_GIVEN INSTRUCTION_.
Locate each line in the records containing "title". Copy it.

Raw records
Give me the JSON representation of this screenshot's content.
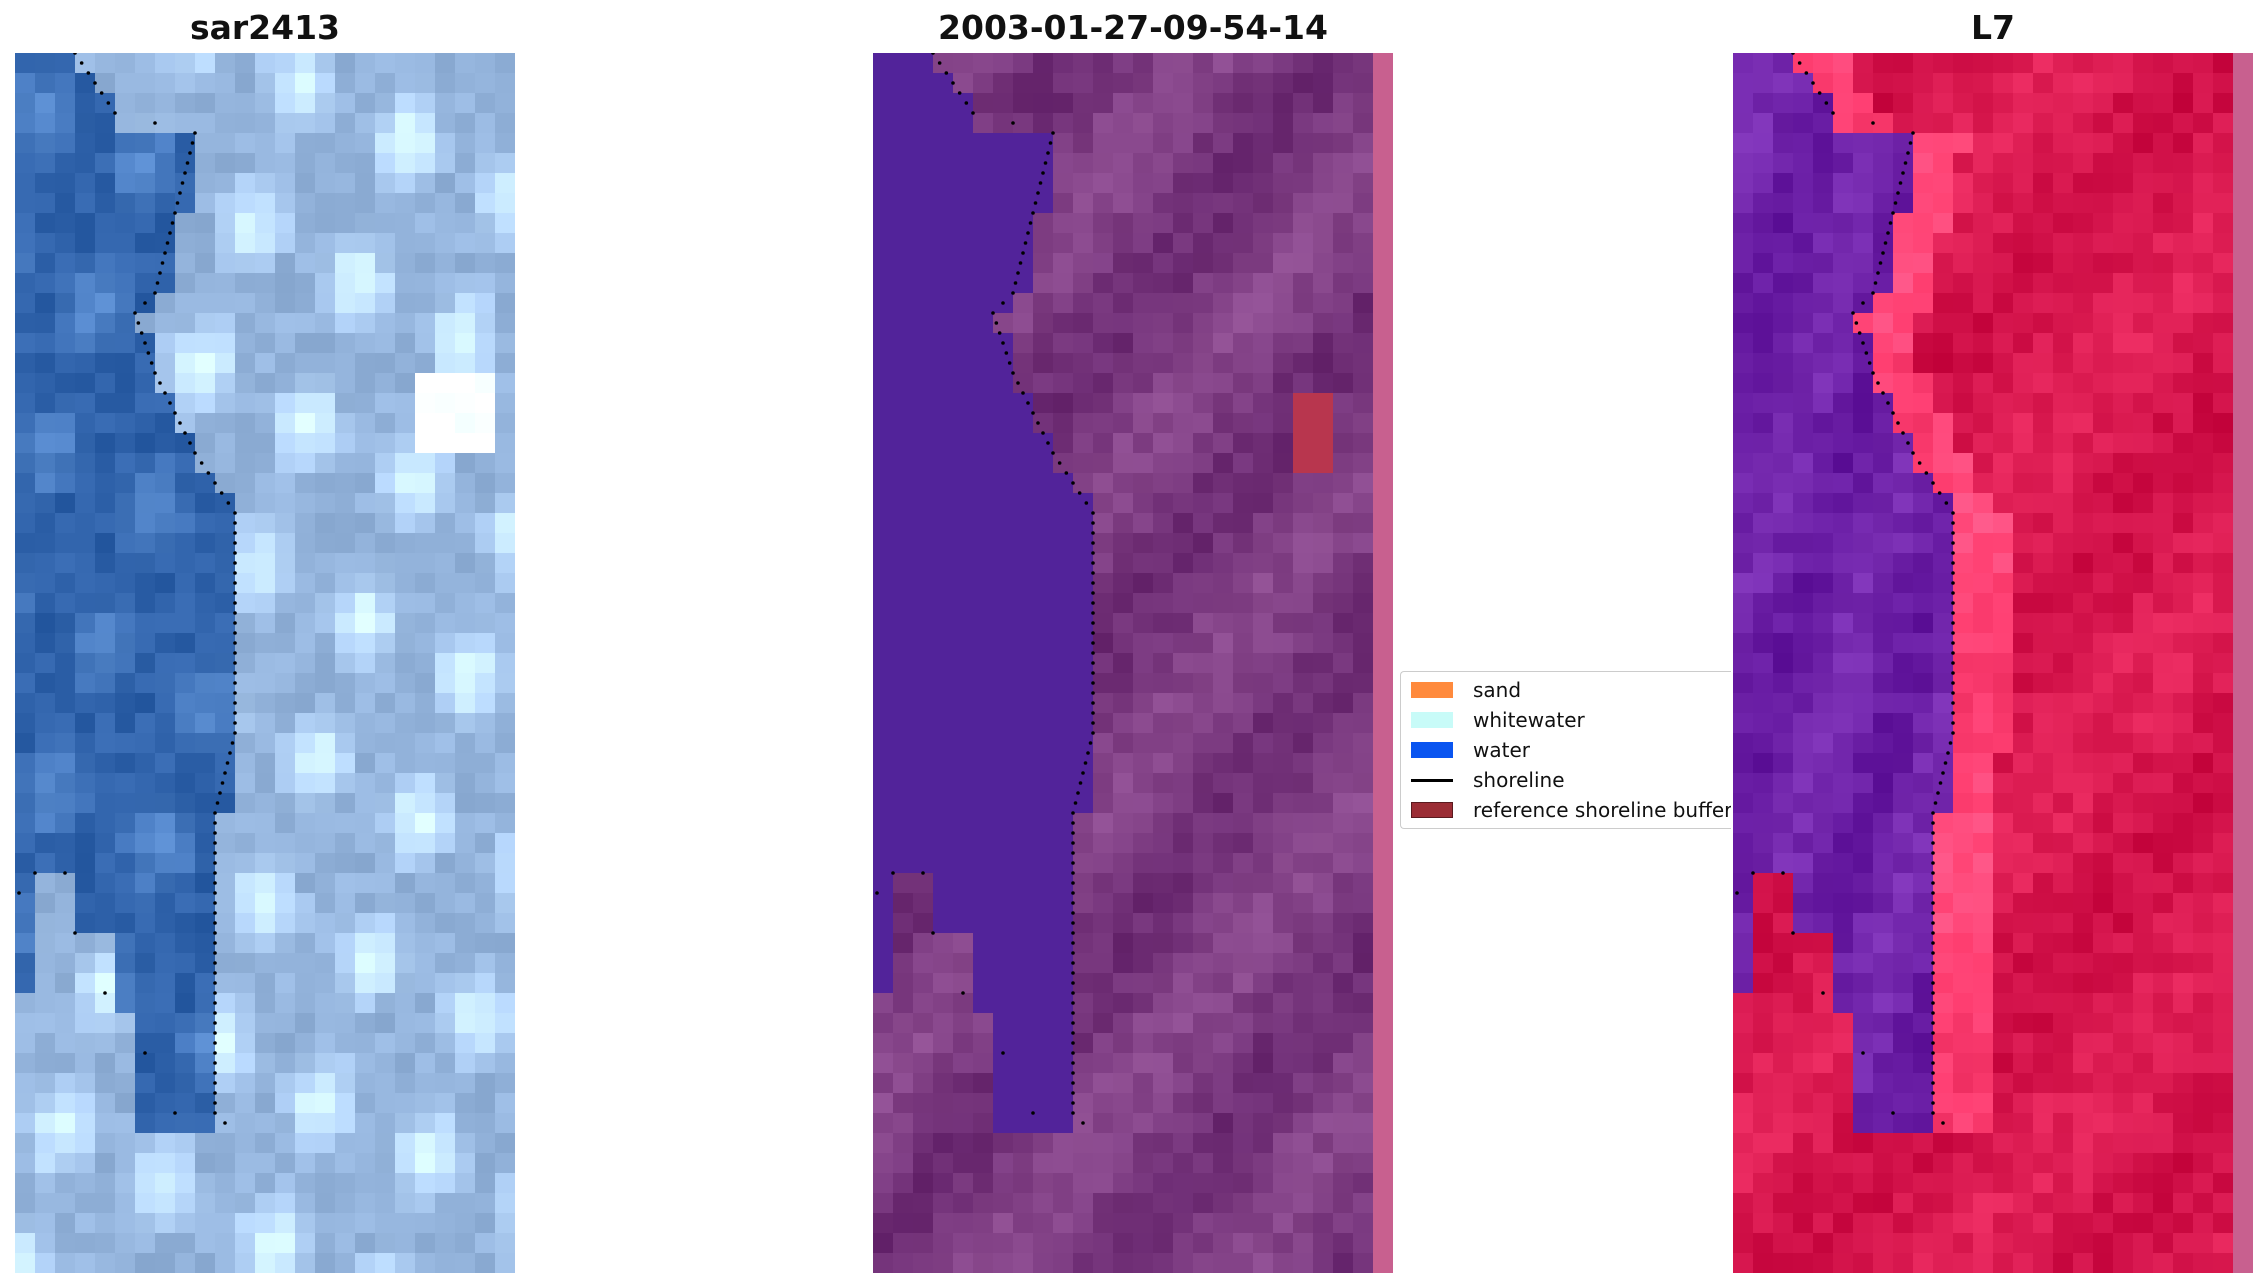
{
  "panels": [
    {
      "title": "sar2413",
      "name": "rgb-panel"
    },
    {
      "title": "2003-01-27-09-54-14",
      "name": "classification-panel"
    },
    {
      "title": "L7",
      "name": "index-panel"
    }
  ],
  "legend": {
    "items": [
      {
        "label": "sand",
        "color": "#ff8a3d",
        "kind": "patch"
      },
      {
        "label": "whitewater",
        "color": "#c8fbf8",
        "kind": "patch"
      },
      {
        "label": "water",
        "color": "#0a55f0",
        "kind": "patch"
      },
      {
        "label": "shoreline",
        "color": "#000000",
        "kind": "line"
      },
      {
        "label": "reference shoreline buffer",
        "color": "#9b2d35",
        "kind": "patch"
      }
    ]
  },
  "colors": {
    "rgb_water": "#2f62aa",
    "rgb_land": "#7f9fc9",
    "class_water": "#52239a",
    "class_land": "#7b3a80",
    "index_water": "#6e22a8",
    "index_land": "#d8184f",
    "buffer_strip": "#c8608f"
  }
}
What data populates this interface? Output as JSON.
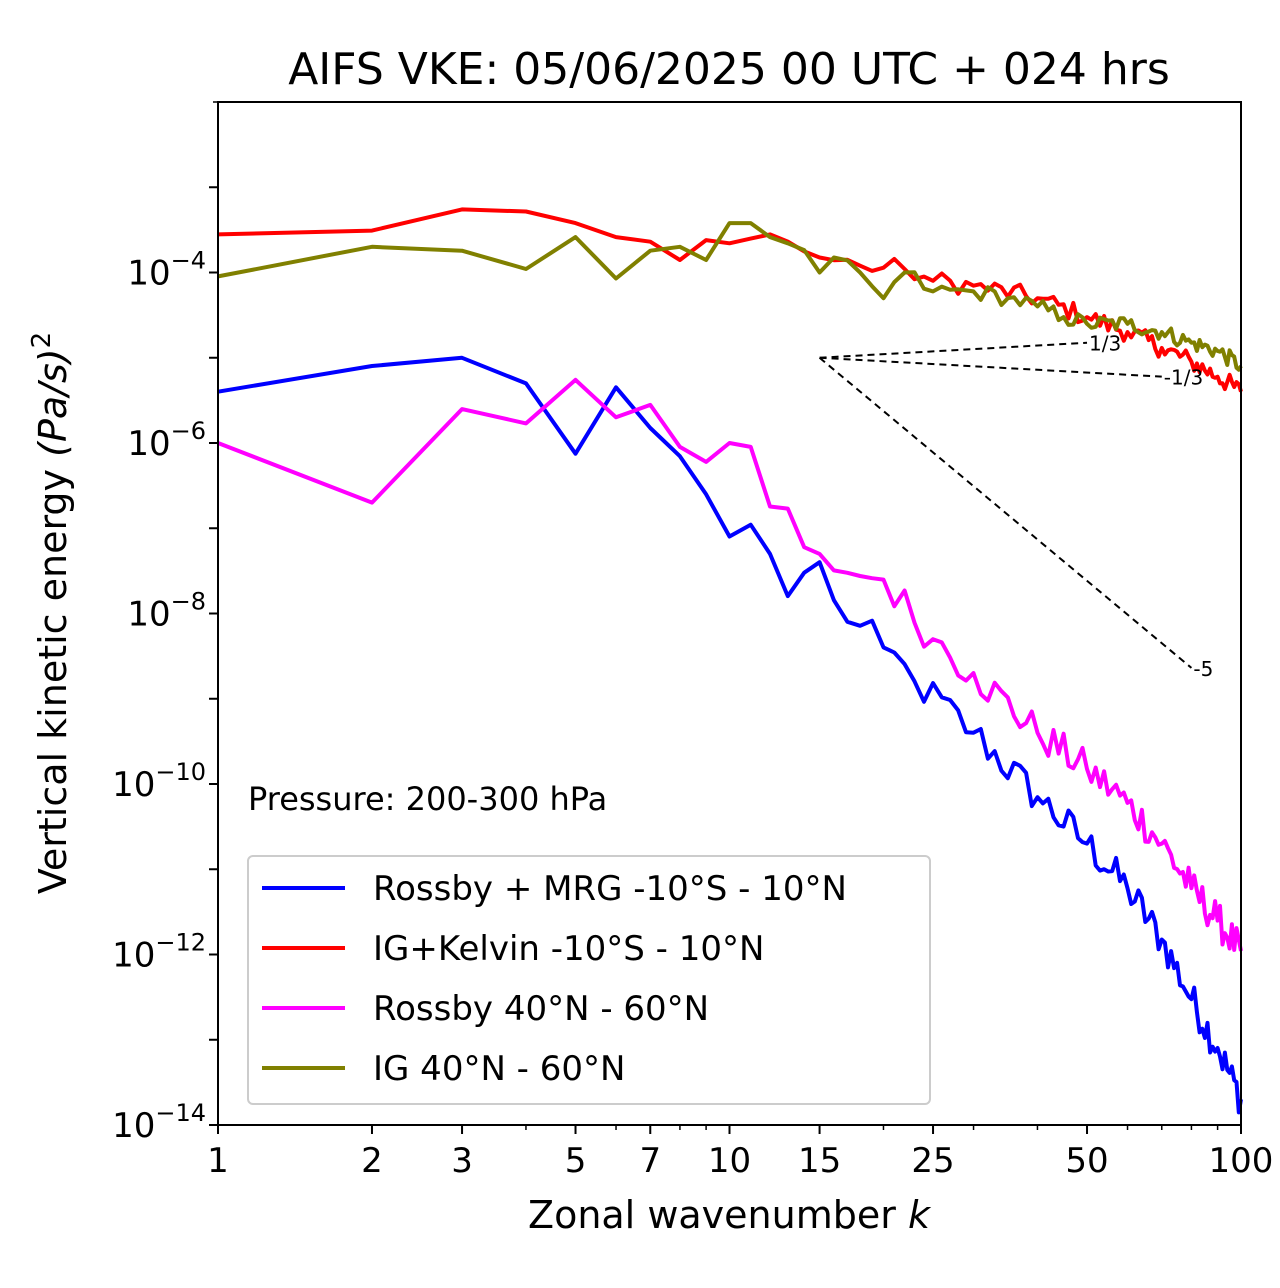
{
  "chart_data": {
    "type": "line",
    "title": "AIFS VKE: 05/06/2025 00 UTC + 024 hrs",
    "xlabel": "Zonal wavenumber",
    "xlabel_var": "k",
    "ylabel": "Vertical kinetic energy",
    "ylabel_units": "(Pa/s)",
    "ylabel_exp": "2",
    "xscale": "log",
    "yscale": "log",
    "xlim": [
      1,
      100
    ],
    "ylim": [
      1e-14,
      0.01
    ],
    "xticks": [
      {
        "value": 1,
        "label": "1"
      },
      {
        "value": 2,
        "label": "2"
      },
      {
        "value": 3,
        "label": "3"
      },
      {
        "value": 5,
        "label": "5"
      },
      {
        "value": 7,
        "label": "7"
      },
      {
        "value": 10,
        "label": "10"
      },
      {
        "value": 15,
        "label": "15"
      },
      {
        "value": 25,
        "label": "25"
      },
      {
        "value": 50,
        "label": "50"
      },
      {
        "value": 100,
        "label": "100"
      }
    ],
    "yticks": [
      {
        "value": 0.0001,
        "base": "10",
        "exp": "−4"
      },
      {
        "value": 1e-06,
        "base": "10",
        "exp": "−6"
      },
      {
        "value": 1e-08,
        "base": "10",
        "exp": "−8"
      },
      {
        "value": 1e-10,
        "base": "10",
        "exp": "−10"
      },
      {
        "value": 1e-12,
        "base": "10",
        "exp": "−12"
      },
      {
        "value": 1e-14,
        "base": "10",
        "exp": "−14"
      }
    ],
    "annotation": "Pressure: 200-300 hPa",
    "legend_position": "lower-left",
    "reference_slopes": [
      {
        "label": "1/3",
        "x": [
          15,
          50
        ],
        "y": [
          1e-05,
          1.5e-05
        ]
      },
      {
        "label": "-1/3",
        "x": [
          15,
          70
        ],
        "y": [
          1e-05,
          6e-06
        ]
      },
      {
        "label": "-5",
        "x": [
          15,
          80
        ],
        "y": [
          1e-05,
          2.3e-09
        ]
      }
    ],
    "series": [
      {
        "name": "Rossby + MRG -10°S - 10°N",
        "color": "#0000ff",
        "anchors": [
          [
            1,
            4e-06
          ],
          [
            2,
            8e-06
          ],
          [
            3,
            1e-05
          ],
          [
            4,
            5e-06
          ],
          [
            5,
            7.5e-07
          ],
          [
            6,
            4.5e-06
          ],
          [
            7,
            1.5e-06
          ],
          [
            8,
            7e-07
          ],
          [
            9,
            2.5e-07
          ],
          [
            10,
            8e-08
          ],
          [
            11,
            1.1e-07
          ],
          [
            12,
            5e-08
          ],
          [
            13,
            1.6e-08
          ],
          [
            15,
            4e-08
          ],
          [
            17,
            8e-09
          ],
          [
            20,
            4e-09
          ],
          [
            23,
            1.6e-09
          ],
          [
            30,
            4e-10
          ],
          [
            40,
            7e-11
          ],
          [
            50,
            2e-11
          ],
          [
            60,
            6e-12
          ],
          [
            70,
            1.5e-12
          ],
          [
            80,
            3e-13
          ],
          [
            90,
            8e-14
          ],
          [
            100,
            2e-14
          ]
        ]
      },
      {
        "name": "IG+Kelvin -10°S - 10°N",
        "color": "#ff0000",
        "anchors": [
          [
            1,
            0.00028
          ],
          [
            2,
            0.00031
          ],
          [
            3,
            0.00055
          ],
          [
            4,
            0.00052
          ],
          [
            5,
            0.00038
          ],
          [
            6,
            0.00026
          ],
          [
            7,
            0.00023
          ],
          [
            8,
            0.00014
          ],
          [
            9,
            0.00024
          ],
          [
            10,
            0.00022
          ],
          [
            12,
            0.00028
          ],
          [
            15,
            0.00015
          ],
          [
            18,
            0.00012
          ],
          [
            22,
            0.00011
          ],
          [
            25,
            8e-05
          ],
          [
            30,
            7e-05
          ],
          [
            40,
            5e-05
          ],
          [
            50,
            3e-05
          ],
          [
            60,
            2e-05
          ],
          [
            70,
            1.3e-05
          ],
          [
            80,
            9e-06
          ],
          [
            90,
            6e-06
          ],
          [
            100,
            4e-06
          ]
        ]
      },
      {
        "name": "Rossby 40°N - 60°N",
        "color": "#ff00ff",
        "anchors": [
          [
            1,
            1e-06
          ],
          [
            2,
            2e-07
          ],
          [
            3,
            2.5e-06
          ],
          [
            4,
            1.7e-06
          ],
          [
            5,
            5.5e-06
          ],
          [
            6,
            2e-06
          ],
          [
            7,
            2.8e-06
          ],
          [
            8,
            9e-07
          ],
          [
            9,
            6e-07
          ],
          [
            10,
            1e-06
          ],
          [
            11,
            9e-07
          ],
          [
            12,
            1.8e-07
          ],
          [
            13,
            1.7e-07
          ],
          [
            14,
            6e-08
          ],
          [
            15,
            5e-08
          ],
          [
            17,
            3e-08
          ],
          [
            20,
            2.5e-08
          ],
          [
            25,
            5e-09
          ],
          [
            30,
            2e-09
          ],
          [
            40,
            4e-10
          ],
          [
            50,
            1.5e-10
          ],
          [
            60,
            6e-11
          ],
          [
            70,
            2e-11
          ],
          [
            80,
            6e-12
          ],
          [
            90,
            2.5e-12
          ],
          [
            100,
            1.1e-12
          ]
        ]
      },
      {
        "name": "IG 40°N - 60°N",
        "color": "#808000",
        "anchors": [
          [
            1,
            9e-05
          ],
          [
            2,
            0.0002
          ],
          [
            3,
            0.00018
          ],
          [
            4,
            0.00011
          ],
          [
            5,
            0.00026
          ],
          [
            6,
            8.5e-05
          ],
          [
            7,
            0.00018
          ],
          [
            8,
            0.0002
          ],
          [
            9,
            0.00014
          ],
          [
            10,
            0.00038
          ],
          [
            11,
            0.00038
          ],
          [
            12,
            0.00026
          ],
          [
            13,
            0.00022
          ],
          [
            15,
            0.0001
          ],
          [
            16,
            0.00015
          ],
          [
            18,
            0.0001
          ],
          [
            20,
            5e-05
          ],
          [
            22,
            0.0001
          ],
          [
            25,
            6e-05
          ],
          [
            30,
            6e-05
          ],
          [
            35,
            5e-05
          ],
          [
            40,
            4e-05
          ],
          [
            45,
            3e-05
          ],
          [
            50,
            2.5e-05
          ],
          [
            60,
            2.5e-05
          ],
          [
            70,
            2e-05
          ],
          [
            80,
            1.5e-05
          ],
          [
            90,
            1.2e-05
          ],
          [
            100,
            8e-06
          ]
        ]
      }
    ]
  }
}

_FINAL RESULT_.
      "title": "sar2413",
      "title": "2003-01-27-09-54-14",
      "title": "L7",
    "title": "AIFS VKE: 05/06/2025 00 UTC + 024 hrs",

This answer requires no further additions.